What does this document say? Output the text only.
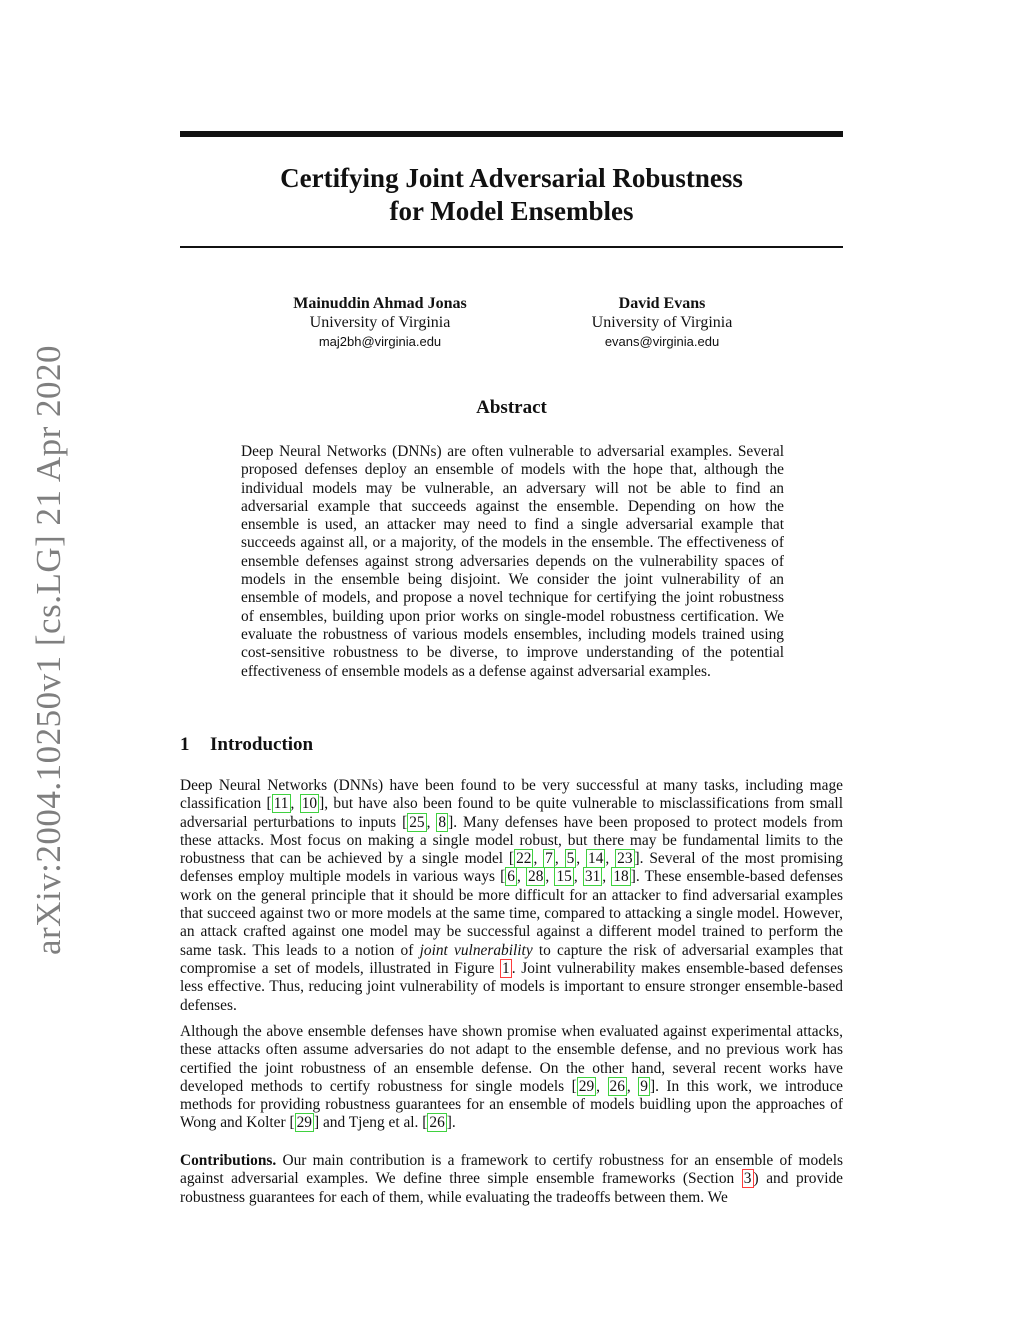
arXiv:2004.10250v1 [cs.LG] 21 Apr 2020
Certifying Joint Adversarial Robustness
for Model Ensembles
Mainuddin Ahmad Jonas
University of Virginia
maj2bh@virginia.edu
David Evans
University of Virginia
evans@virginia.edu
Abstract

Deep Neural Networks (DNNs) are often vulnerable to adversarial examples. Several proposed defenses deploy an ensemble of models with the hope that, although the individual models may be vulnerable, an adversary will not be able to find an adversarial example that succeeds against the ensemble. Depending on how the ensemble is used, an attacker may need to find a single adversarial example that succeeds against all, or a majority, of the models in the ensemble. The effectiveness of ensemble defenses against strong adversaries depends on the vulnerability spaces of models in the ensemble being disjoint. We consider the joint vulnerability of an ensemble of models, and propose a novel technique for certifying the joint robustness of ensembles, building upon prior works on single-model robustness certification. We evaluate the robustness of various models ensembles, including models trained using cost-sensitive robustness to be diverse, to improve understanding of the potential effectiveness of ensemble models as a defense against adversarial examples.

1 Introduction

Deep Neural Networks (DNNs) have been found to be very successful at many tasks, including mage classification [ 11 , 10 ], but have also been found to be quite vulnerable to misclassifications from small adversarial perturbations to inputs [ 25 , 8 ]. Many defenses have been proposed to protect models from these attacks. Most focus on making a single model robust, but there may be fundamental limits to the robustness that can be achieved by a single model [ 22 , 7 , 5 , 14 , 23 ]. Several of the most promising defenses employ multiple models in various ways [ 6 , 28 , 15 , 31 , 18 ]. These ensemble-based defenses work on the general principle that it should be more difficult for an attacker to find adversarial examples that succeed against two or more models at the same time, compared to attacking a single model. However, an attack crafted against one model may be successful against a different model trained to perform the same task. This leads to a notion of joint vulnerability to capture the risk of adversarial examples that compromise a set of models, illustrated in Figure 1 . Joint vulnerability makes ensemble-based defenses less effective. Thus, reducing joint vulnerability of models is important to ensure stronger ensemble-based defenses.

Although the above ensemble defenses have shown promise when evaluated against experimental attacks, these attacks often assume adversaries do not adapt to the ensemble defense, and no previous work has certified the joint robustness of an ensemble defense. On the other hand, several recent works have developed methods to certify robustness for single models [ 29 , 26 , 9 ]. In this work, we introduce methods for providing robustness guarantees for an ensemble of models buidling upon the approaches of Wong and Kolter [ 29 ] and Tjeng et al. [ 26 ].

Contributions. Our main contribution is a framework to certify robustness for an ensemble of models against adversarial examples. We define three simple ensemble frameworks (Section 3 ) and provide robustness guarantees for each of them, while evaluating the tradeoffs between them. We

:::

Work instructions -> Without the pictures, return the entries exactly as they appear.

Full answer ->
What does this document say? Output the text only.
arXiv:2004.10250v1 [cs.LG] 21 Apr 2020
Certifying Joint Adversarial Robustness
for Model Ensembles
Mainuddin Ahmad Jonas
University of Virginia
maj2bh@virginia.edu
David Evans
University of Virginia
evans@virginia.edu
Abstract

Deep Neural Networks (DNNs) are often vulnerable to adversarial examples. Several proposed defenses deploy an ensemble of models with the hope that, although the individual models may be vulnerable, an adversary will not be able to find an adversarial example that succeeds against the ensemble. Depending on how the ensemble is used, an attacker may need to find a single adversarial example that succeeds against all, or a majority, of the models in the ensemble. The effectiveness of ensemble defenses against strong adversaries depends on the vulnerability spaces of models in the ensemble being disjoint. We consider the joint vulnerability of an ensemble of models, and propose a novel technique for certifying the joint robustness of ensembles, building upon prior works on single-model robustness certification. We evaluate the robustness of various models ensembles, including models trained using cost-sensitive robustness to be diverse, to improve understanding of the potential effectiveness of ensemble models as a defense against adversarial examples.

1 Introduction

Deep Neural Networks (DNNs) have been found to be very successful at many tasks, including mage classification [ 11 , 10 ], but have also been found to be quite vulnerable to misclassifications from small adversarial perturbations to inputs [ 25 , 8 ]. Many defenses have been proposed to protect models from these attacks. Most focus on making a single model robust, but there may be fundamental limits to the robustness that can be achieved by a single model [ 22 , 7 , 5 , 14 , 23 ]. Several of the most promising defenses employ multiple models in various ways [ 6 , 28 , 15 , 31 , 18 ]. These ensemble-based defenses work on the general principle that it should be more difficult for an attacker to find adversarial examples that succeed against two or more models at the same time, compared to attacking a single model. However, an attack crafted against one model may be successful against a different model trained to perform the same task. This leads to a notion of joint vulnerability to capture the risk of adversarial examples that compromise a set of models, illustrated in Figure 1 . Joint vulnerability makes ensemble-based defenses less effective. Thus, reducing joint vulnerability of models is important to ensure stronger ensemble-based defenses.

Although the above ensemble defenses have shown promise when evaluated against experimental attacks, these attacks often assume adversaries do not adapt to the ensemble defense, and no previous work has certified the joint robustness of an ensemble defense. On the other hand, several recent works have developed methods to certify robustness for single models [ 29 , 26 , 9 ]. In this work, we introduce methods for providing robustness guarantees for an ensemble of models buidling upon the approaches of Wong and Kolter [ 29 ] and Tjeng et al. [ 26 ].

Contributions. Our main contribution is a framework to certify robustness for an ensemble of models against adversarial examples. We define three simple ensemble frameworks (Section 3 ) and provide robustness guarantees for each of them, while evaluating the tradeoffs between them. We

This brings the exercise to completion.